_Exercise objective_
Return the data exactly, with all pictures removed.

_Data excerpts_
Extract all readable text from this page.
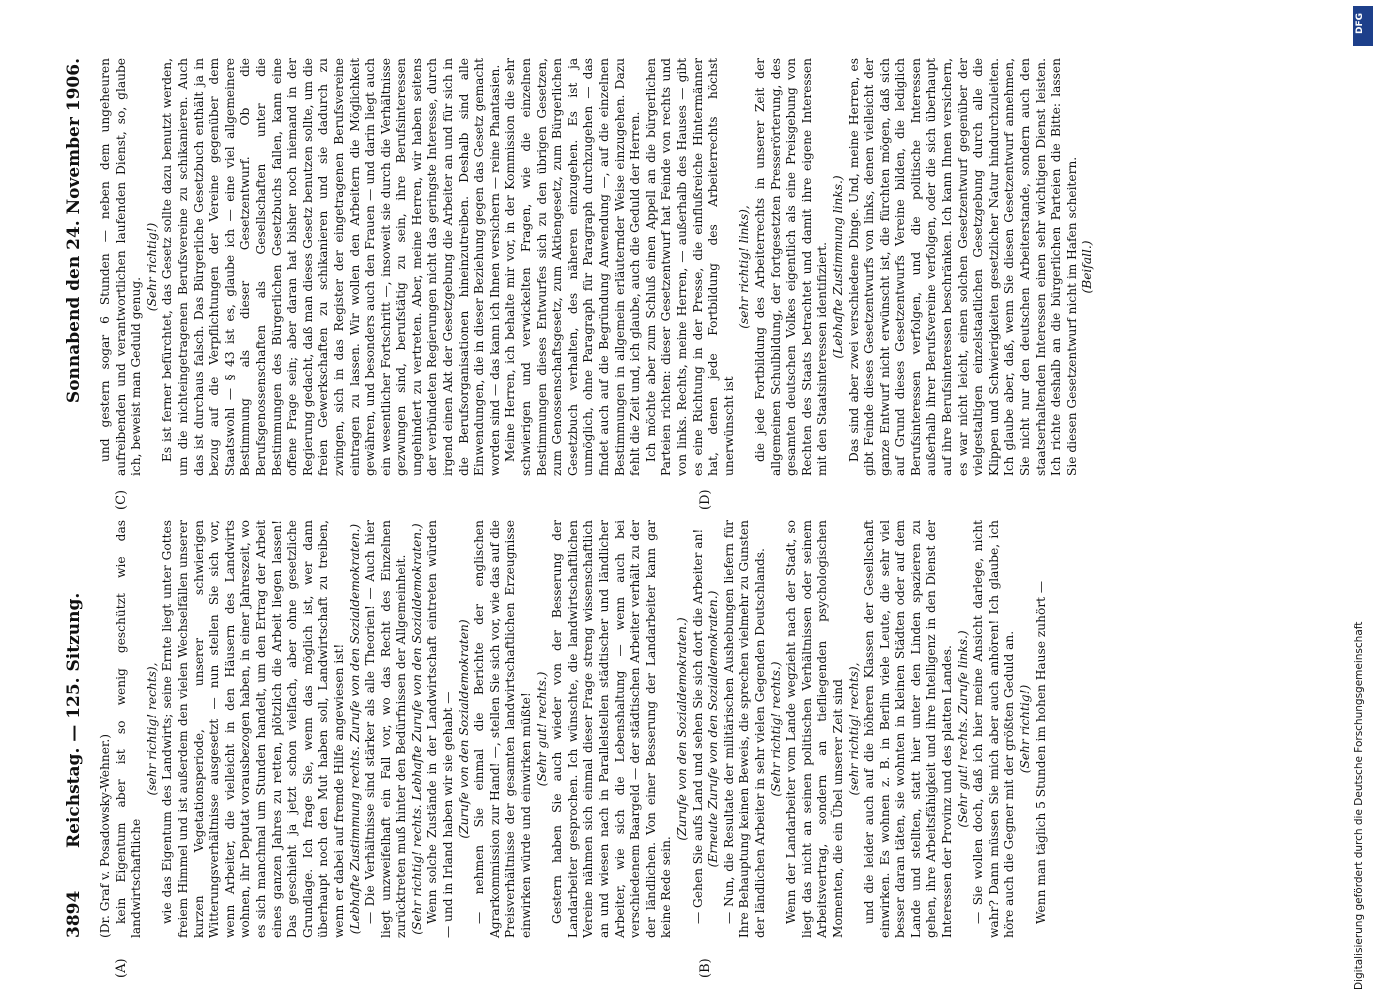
3894
Reichstag. — 125. Sitzung.
Sonnabend den 24. November 1906.

(Dr. Graf v. Posadowsky-Wehner.) kein Eigentum aber ist so wenig geschützt wie das landwirtschaftliche

(sehr richtig! rechts), wie das Eigentum des Landwirts; seine Ernte liegt unter Gottes freiem Himmel und ist außerdem den vielen Wechselfällen unserer kurzen Vegetationsperiode, unserer schwierigen Witterungsverhältnisse ausgesetzt — nun stellen Sie sich vor, wenn Arbeiter, die vielleicht in den Häusern des Landwirts wohnen, ihr Deputat vorausbezogen haben, in einer Jahreszeit, wo es sich manchmal um Stunden handelt, um den Ertrag der Arbeit eines ganzen Jahres zu retten, plötzlich die Arbeit liegen lassen! Das geschieht ja jetzt schon vielfach, aber ohne gesetzliche Grundlage. Ich frage Sie, wenn das möglich ist, wer dann überhaupt noch den Mut haben soll, Landwirtschaft zu treiben, wenn er dabei auf fremde Hilfe angewiesen ist! (Lebhafte Zustimmung rechts. Zurufe von den Sozialdemokraten.) — Die Verhältnisse sind stärker als alle Theorien! — Auch hier liegt unzweifelhaft ein Fall vor, wo das Recht des Einzelnen zurücktreten muß hinter den Bedürfnissen der Allgemeinheit. (Sehr richtig! rechts. Lebhafte Zurufe von den Sozialdemokraten.) Wenn solche Zustände in der Landwirtschaft eintreten würden — und in Irland haben wir sie gehabt — (Zurufe von den Sozialdemokraten) — nehmen Sie einmal die Berichte der englischen Agrarkommission zur Hand! —, stellen Sie sich vor, wie das auf die Preisverhältnisse der gesamten landwirtschaftlichen Erzeugnisse einwirken würde und einwirken müßte! (Sehr gut! rechts.) Gestern haben Sie auch wieder von der Besserung der Landarbeiter gesprochen. Ich wünschte, die landwirtschaftlichen Vereine nähmen sich einmal dieser Frage streng wissenschaftlich an und wiesen nach in Parallelstellen städtischer und ländlicher Arbeiter, wie sich die Lebenshaltung — wenn auch bei verschiedenem Baargeld — der städtischen Arbeiter verhält zu der der ländlichen. Von einer Besserung der Landarbeiter kann gar keine Rede sein.

(Zurufe von den Sozialdemokraten.) — Gehen Sie aufs Land und sehen Sie sich dort die Arbeiter an! (Erneute Zurufe von den Sozialdemokraten.) — Nun, die Resultate der militärischen Aushebungen liefern für Ihre Behauptung keinen Beweis, die sprechen vielmehr zu Gunsten der ländlichen Arbeiter in sehr vielen Gegenden Deutschlands. (Sehr richtig! rechts.) Wenn der Landarbeiter vom Lande wegzieht nach der Stadt, so liegt das nicht an seinen politischen Verhältnissen oder seinem Arbeitsvertrag, sondern an tiefliegenden psychologischen Momenten, die ein Übel unserer Zeit sind (sehr richtig! rechts), und die leider auch auf die höheren Klassen der Gesellschaft einwirken. Es wohnen z. B. in Berlin viele Leute, die sehr viel besser daran täten, sie wohnten in kleinen Städten oder auf dem Lande und stellten, statt hier unter den Linden spazieren zu gehen, ihre Arbeitsfähigkeit und ihre Intelligenz in den Dienst der Interessen der Provinz und des platten Landes. (Sehr gut! rechts. Zurufe links.) — Sie wollen doch, daß ich hier meine Ansicht darlege, nicht wahr? Dann müssen Sie mich aber auch anhören! Ich glaube, ich höre auch die Gegner mit der größten Geduld an. (Sehr richtig!) Wenn man täglich 5 Stunden im hohen Hause zuhört —

und gestern sogar 6 Stunden — neben dem ungeheuren aufreibenden und verantwortlichen laufenden Dienst, so, glaube ich, beweist man Geduld genug.

(Sehr richtig!) Es ist ferner befürchtet, das Gesetz sollte dazu benutzt werden, um die nichteingetragenen Berufsvereine zu schikanieren. Auch das ist durchaus falsch. Das Bürgerliche Gesetzbuch enthält ja in bezug auf die Verpflichtungen der Vereine gegenüber dem Staatswohl — § 43 ist es, glaube ich — eine viel allgemeinere Bestimmung als dieser Gesetzentwurf. Ob die Berufsgenossenschaften als Gesellschaften unter die Bestimmungen des Bürgerlichen Gesetzbuchs fallen, kann eine offene Frage sein; aber daran hat bisher noch niemand in der Regierung gedacht, daß man dieses Gesetz benutzen sollte, um die freien Gewerkschaften zu schikanieren und sie dadurch zu zwingen, sich in das Register der eingetragenen Berufsvereine eintragen zu lassen. Wir wollen den Arbeitern die Möglichkeit gewähren, und besonders auch den Frauen — und darin liegt auch ein wesentlicher Fortschritt —, insoweit sie durch die Verhältnisse gezwungen sind, berufstätig zu sein, ihre Berufsinteressen ungehindert zu vertreten. Aber, meine Herren, wir haben seitens der verbündeten Regierungen nicht das geringste Interesse, durch irgend einen Akt der Gesetzgebung die Arbeiter an und für sich in die Berufsorganisationen hineinzutreiben. Deshalb sind alle Einwendungen, die in dieser Beziehung gegen das Gesetz gemacht worden sind — das kann ich Ihnen versichern — reine Phantasien. Meine Herren, ich behalte mir vor, in der Kommission die sehr schwierigen und verwickelten Fragen, wie die einzelnen Bestimmungen dieses Entwurfes sich zu den übrigen Gesetzen, zum Genossenschaftsgesetz, zum Aktiengesetz, zum Bürgerlichen Gesetzbuch verhalten, des näheren einzugehen. Es ist ja unmöglich, ohne Paragraph für Paragraph durchzugehen — das findet auch auf die Begründung Anwendung —, auf die einzelnen Bestimmungen in allgemein erläuternder Weise einzugehen. Dazu fehlt die Zeit und, ich glaube, auch die Geduld der Herren. Ich möchte aber zum Schluß einen Appell an die bürgerlichen Parteien richten: dieser Gesetzentwurf hat Feinde von rechts und von links. Rechts, meine Herren, — außerhalb des Hauses — gibt es eine Richtung in der Presse, die einflußreiche Hintermänner hat, denen jede Fortbildung des Arbeiterrechts höchst unerwünscht ist

(sehr richtig! links), die jede Fortbildung des Arbeiterrechts in unserer Zeit der allgemeinen Schulbildung, der fortgesetzten Presserörterung, des gesamten deutschen Volkes eigentlich als eine Preisgebung von Rechten des Staats betrachtet und damit ihre eigene Interessen mit den Staatsinteressen identifiziert. (Lebhafte Zustimmung links.) Das sind aber zwei verschiedene Dinge. Und, meine Herren, es gibt Feinde dieses Gesetzentwurfs von links, denen vielleicht der ganze Entwurf nicht erwünscht ist, die fürchten mögen, daß sich auf Grund dieses Gesetzentwurfs Vereine bilden, die lediglich Berufsinteressen verfolgen, und die politische Interessen außerhalb ihrer Berufsvereine verfolgen, oder die sich überhaupt auf ihre Berufsinteressen beschränken. Ich kann Ihnen versichern, es war nicht leicht, einen solchen Gesetzentwurf gegenüber der vielgestaltigen einzelstaatlichen Gesetzgebung durch alle die Klippen und Schwierigkeiten gesetzlicher Natur hindurchzuleiten. Ich glaube aber, daß, wenn Sie diesen Gesetzentwurf annehmen, Sie nicht nur den deutschen Arbeiterstande, sondern auch den staatserhaltenden Interessen einen sehr wichtigen Dienst leisten. Ich richte deshalb an die bürgerlichen Parteien die Bitte: lassen Sie diesen Gesetzentwurf nicht im Hafen scheitern. (Beifall.)

(A)	(B)
(C)	(D)
Digitalisierung gefördert durch die Deutsche Forschungsgemeinschaft
DFG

_Complete answer_
Extract all readable text from this page.
3894
Reichstag. — 125. Sitzung.
Sonnabend den 24. November 1906.

(Dr. Graf v. Posadowsky-Wehner.) kein Eigentum aber ist so wenig geschützt wie das landwirtschaftliche

(sehr richtig! rechts), wie das Eigentum des Landwirts; seine Ernte liegt unter Gottes freiem Himmel und ist außerdem den vielen Wechselfällen unserer kurzen Vegetationsperiode, unserer schwierigen Witterungsverhältnisse ausgesetzt — nun stellen Sie sich vor, wenn Arbeiter, die vielleicht in den Häusern des Landwirts wohnen, ihr Deputat vorausbezogen haben, in einer Jahreszeit, wo es sich manchmal um Stunden handelt, um den Ertrag der Arbeit eines ganzen Jahres zu retten, plötzlich die Arbeit liegen lassen! Das geschieht ja jetzt schon vielfach, aber ohne gesetzliche Grundlage. Ich frage Sie, wenn das möglich ist, wer dann überhaupt noch den Mut haben soll, Landwirtschaft zu treiben, wenn er dabei auf fremde Hilfe angewiesen ist! (Lebhafte Zustimmung rechts. Zurufe von den Sozialdemokraten.) — Die Verhältnisse sind stärker als alle Theorien! — Auch hier liegt unzweifelhaft ein Fall vor, wo das Recht des Einzelnen zurücktreten muß hinter den Bedürfnissen der Allgemeinheit. (Sehr richtig! rechts. Lebhafte Zurufe von den Sozialdemokraten.) Wenn solche Zustände in der Landwirtschaft eintreten würden — und in Irland haben wir sie gehabt — (Zurufe von den Sozialdemokraten) — nehmen Sie einmal die Berichte der englischen Agrarkommission zur Hand! —, stellen Sie sich vor, wie das auf die Preisverhältnisse der gesamten landwirtschaftlichen Erzeugnisse einwirken würde und einwirken müßte! (Sehr gut! rechts.) Gestern haben Sie auch wieder von der Besserung der Landarbeiter gesprochen. Ich wünschte, die landwirtschaftlichen Vereine nähmen sich einmal dieser Frage streng wissenschaftlich an und wiesen nach in Parallelstellen städtischer und ländlicher Arbeiter, wie sich die Lebenshaltung — wenn auch bei verschiedenem Baargeld — der städtischen Arbeiter verhält zu der der ländlichen. Von einer Besserung der Landarbeiter kann gar keine Rede sein.

(Zurufe von den Sozialdemokraten.) — Gehen Sie aufs Land und sehen Sie sich dort die Arbeiter an! (Erneute Zurufe von den Sozialdemokraten.) — Nun, die Resultate der militärischen Aushebungen liefern für Ihre Behauptung keinen Beweis, die sprechen vielmehr zu Gunsten der ländlichen Arbeiter in sehr vielen Gegenden Deutschlands. (Sehr richtig! rechts.) Wenn der Landarbeiter vom Lande wegzieht nach der Stadt, so liegt das nicht an seinen politischen Verhältnissen oder seinem Arbeitsvertrag, sondern an tiefliegenden psychologischen Momenten, die ein Übel unserer Zeit sind (sehr richtig! rechts), und die leider auch auf die höheren Klassen der Gesellschaft einwirken. Es wohnen z. B. in Berlin viele Leute, die sehr viel besser daran täten, sie wohnten in kleinen Städten oder auf dem Lande und stellten, statt hier unter den Linden spazieren zu gehen, ihre Arbeitsfähigkeit und ihre Intelligenz in den Dienst der Interessen der Provinz und des platten Landes. (Sehr gut! rechts. Zurufe links.) — Sie wollen doch, daß ich hier meine Ansicht darlege, nicht wahr? Dann müssen Sie mich aber auch anhören! Ich glaube, ich höre auch die Gegner mit der größten Geduld an. (Sehr richtig!) Wenn man täglich 5 Stunden im hohen Hause zuhört —

und gestern sogar 6 Stunden — neben dem ungeheuren aufreibenden und verantwortlichen laufenden Dienst, so, glaube ich, beweist man Geduld genug.

(Sehr richtig!) Es ist ferner befürchtet, das Gesetz sollte dazu benutzt werden, um die nichteingetragenen Berufsvereine zu schikanieren. Auch das ist durchaus falsch. Das Bürgerliche Gesetzbuch enthält ja in bezug auf die Verpflichtungen der Vereine gegenüber dem Staatswohl — § 43 ist es, glaube ich — eine viel allgemeinere Bestimmung als dieser Gesetzentwurf. Ob die Berufsgenossenschaften als Gesellschaften unter die Bestimmungen des Bürgerlichen Gesetzbuchs fallen, kann eine offene Frage sein; aber daran hat bisher noch niemand in der Regierung gedacht, daß man dieses Gesetz benutzen sollte, um die freien Gewerkschaften zu schikanieren und sie dadurch zu zwingen, sich in das Register der eingetragenen Berufsvereine eintragen zu lassen. Wir wollen den Arbeitern die Möglichkeit gewähren, und besonders auch den Frauen — und darin liegt auch ein wesentlicher Fortschritt —, insoweit sie durch die Verhältnisse gezwungen sind, berufstätig zu sein, ihre Berufsinteressen ungehindert zu vertreten. Aber, meine Herren, wir haben seitens der verbündeten Regierungen nicht das geringste Interesse, durch irgend einen Akt der Gesetzgebung die Arbeiter an und für sich in die Berufsorganisationen hineinzutreiben. Deshalb sind alle Einwendungen, die in dieser Beziehung gegen das Gesetz gemacht worden sind — das kann ich Ihnen versichern — reine Phantasien. Meine Herren, ich behalte mir vor, in der Kommission die sehr schwierigen und verwickelten Fragen, wie die einzelnen Bestimmungen dieses Entwurfes sich zu den übrigen Gesetzen, zum Genossenschaftsgesetz, zum Aktiengesetz, zum Bürgerlichen Gesetzbuch verhalten, des näheren einzugehen. Es ist ja unmöglich, ohne Paragraph für Paragraph durchzugehen — das findet auch auf die Begründung Anwendung —, auf die einzelnen Bestimmungen in allgemein erläuternder Weise einzugehen. Dazu fehlt die Zeit und, ich glaube, auch die Geduld der Herren. Ich möchte aber zum Schluß einen Appell an die bürgerlichen Parteien richten: dieser Gesetzentwurf hat Feinde von rechts und von links. Rechts, meine Herren, — außerhalb des Hauses — gibt es eine Richtung in der Presse, die einflußreiche Hintermänner hat, denen jede Fortbildung des Arbeiterrechts höchst unerwünscht ist

(sehr richtig! links), die jede Fortbildung des Arbeiterrechts in unserer Zeit der allgemeinen Schulbildung, der fortgesetzten Presserörterung, des gesamten deutschen Volkes eigentlich als eine Preisgebung von Rechten des Staats betrachtet und damit ihre eigene Interessen mit den Staatsinteressen identifiziert. (Lebhafte Zustimmung links.) Das sind aber zwei verschiedene Dinge. Und, meine Herren, es gibt Feinde dieses Gesetzentwurfs von links, denen vielleicht der ganze Entwurf nicht erwünscht ist, die fürchten mögen, daß sich auf Grund dieses Gesetzentwurfs Vereine bilden, die lediglich Berufsinteressen verfolgen, und die politische Interessen außerhalb ihrer Berufsvereine verfolgen, oder die sich überhaupt auf ihre Berufsinteressen beschränken. Ich kann Ihnen versichern, es war nicht leicht, einen solchen Gesetzentwurf gegenüber der vielgestaltigen einzelstaatlichen Gesetzgebung durch alle die Klippen und Schwierigkeiten gesetzlicher Natur hindurchzuleiten. Ich glaube aber, daß, wenn Sie diesen Gesetzentwurf annehmen, Sie nicht nur den deutschen Arbeiterstande, sondern auch den staatserhaltenden Interessen einen sehr wichtigen Dienst leisten. Ich richte deshalb an die bürgerlichen Parteien die Bitte: lassen Sie diesen Gesetzentwurf nicht im Hafen scheitern. (Beifall.)

(A)	(B)
(C)	(D)
Digitalisierung gefördert durch die Deutsche Forschungsgemeinschaft
DFG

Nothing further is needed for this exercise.